Task directions: Check each line of the material. Copy those containing "business".
:: Input rows ::
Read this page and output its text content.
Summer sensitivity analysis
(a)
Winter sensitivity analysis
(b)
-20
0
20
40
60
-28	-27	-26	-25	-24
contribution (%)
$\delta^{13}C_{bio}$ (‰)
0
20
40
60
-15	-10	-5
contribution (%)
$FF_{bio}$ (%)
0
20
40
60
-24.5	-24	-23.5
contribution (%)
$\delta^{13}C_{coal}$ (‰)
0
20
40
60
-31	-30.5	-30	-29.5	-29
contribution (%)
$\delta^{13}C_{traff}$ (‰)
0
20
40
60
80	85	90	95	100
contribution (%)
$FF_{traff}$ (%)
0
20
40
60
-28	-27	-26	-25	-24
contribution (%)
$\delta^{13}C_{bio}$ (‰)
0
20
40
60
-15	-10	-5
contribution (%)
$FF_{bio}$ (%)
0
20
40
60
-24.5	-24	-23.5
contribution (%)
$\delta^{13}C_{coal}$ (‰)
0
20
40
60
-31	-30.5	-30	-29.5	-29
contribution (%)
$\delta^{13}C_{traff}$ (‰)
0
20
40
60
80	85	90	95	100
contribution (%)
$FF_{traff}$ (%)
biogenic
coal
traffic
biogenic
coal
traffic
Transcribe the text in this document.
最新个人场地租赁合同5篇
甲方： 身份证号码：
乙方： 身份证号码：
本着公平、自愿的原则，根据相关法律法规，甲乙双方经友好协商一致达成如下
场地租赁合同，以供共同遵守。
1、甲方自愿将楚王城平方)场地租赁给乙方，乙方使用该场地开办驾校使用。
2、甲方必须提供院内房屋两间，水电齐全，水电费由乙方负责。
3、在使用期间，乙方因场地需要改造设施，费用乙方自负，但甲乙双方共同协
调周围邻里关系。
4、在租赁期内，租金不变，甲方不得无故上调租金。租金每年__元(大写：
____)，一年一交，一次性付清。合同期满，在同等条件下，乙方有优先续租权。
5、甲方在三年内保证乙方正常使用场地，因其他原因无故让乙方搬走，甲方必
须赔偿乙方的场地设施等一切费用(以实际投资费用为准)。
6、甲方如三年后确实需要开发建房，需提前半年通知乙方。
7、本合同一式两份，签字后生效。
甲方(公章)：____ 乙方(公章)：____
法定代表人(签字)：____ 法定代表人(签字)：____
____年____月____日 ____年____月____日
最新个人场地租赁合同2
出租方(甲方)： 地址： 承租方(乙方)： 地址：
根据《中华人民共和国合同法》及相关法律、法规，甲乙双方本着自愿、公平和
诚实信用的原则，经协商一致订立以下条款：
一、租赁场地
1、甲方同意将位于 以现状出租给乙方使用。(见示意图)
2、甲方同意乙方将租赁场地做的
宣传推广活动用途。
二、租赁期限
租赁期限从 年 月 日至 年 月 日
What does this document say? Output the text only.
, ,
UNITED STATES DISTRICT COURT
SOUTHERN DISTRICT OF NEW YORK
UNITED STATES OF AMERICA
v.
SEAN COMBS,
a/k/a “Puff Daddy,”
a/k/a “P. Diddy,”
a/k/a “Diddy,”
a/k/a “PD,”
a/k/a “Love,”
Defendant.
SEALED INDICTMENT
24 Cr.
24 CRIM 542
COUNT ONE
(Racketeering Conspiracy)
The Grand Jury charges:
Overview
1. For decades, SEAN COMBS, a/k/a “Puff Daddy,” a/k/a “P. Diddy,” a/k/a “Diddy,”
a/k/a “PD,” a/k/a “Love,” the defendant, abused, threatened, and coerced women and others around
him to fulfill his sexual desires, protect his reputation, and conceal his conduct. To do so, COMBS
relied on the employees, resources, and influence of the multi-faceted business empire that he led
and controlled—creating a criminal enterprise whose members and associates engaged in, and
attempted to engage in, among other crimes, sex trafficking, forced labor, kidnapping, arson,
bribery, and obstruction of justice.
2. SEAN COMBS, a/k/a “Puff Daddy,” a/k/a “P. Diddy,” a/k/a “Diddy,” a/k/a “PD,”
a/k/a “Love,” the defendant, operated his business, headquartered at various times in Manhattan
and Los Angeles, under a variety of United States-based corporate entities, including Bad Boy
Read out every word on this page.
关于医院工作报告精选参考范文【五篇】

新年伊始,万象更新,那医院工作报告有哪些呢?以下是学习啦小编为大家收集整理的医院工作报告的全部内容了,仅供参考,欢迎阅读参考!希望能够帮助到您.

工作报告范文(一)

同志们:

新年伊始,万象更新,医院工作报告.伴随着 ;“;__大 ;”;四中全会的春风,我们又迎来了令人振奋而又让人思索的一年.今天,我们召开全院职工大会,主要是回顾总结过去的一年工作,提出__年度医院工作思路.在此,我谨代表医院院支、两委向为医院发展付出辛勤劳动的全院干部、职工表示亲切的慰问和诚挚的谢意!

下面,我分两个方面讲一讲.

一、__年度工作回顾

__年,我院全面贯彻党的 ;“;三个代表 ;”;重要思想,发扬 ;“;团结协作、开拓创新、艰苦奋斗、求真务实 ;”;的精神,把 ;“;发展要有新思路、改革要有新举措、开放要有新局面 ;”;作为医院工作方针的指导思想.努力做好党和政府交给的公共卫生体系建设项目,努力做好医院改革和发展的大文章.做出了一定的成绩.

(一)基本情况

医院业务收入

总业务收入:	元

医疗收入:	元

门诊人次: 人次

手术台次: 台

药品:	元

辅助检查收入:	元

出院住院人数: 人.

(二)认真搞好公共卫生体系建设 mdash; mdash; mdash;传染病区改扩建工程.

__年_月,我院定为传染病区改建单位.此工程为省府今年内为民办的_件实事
:::
Reply:
relied on the employees, resources, and influence of the multi-faceted business empire that he led
a/k/a “Love,” the defendant, operated his business, headquartered at various times in Manhattan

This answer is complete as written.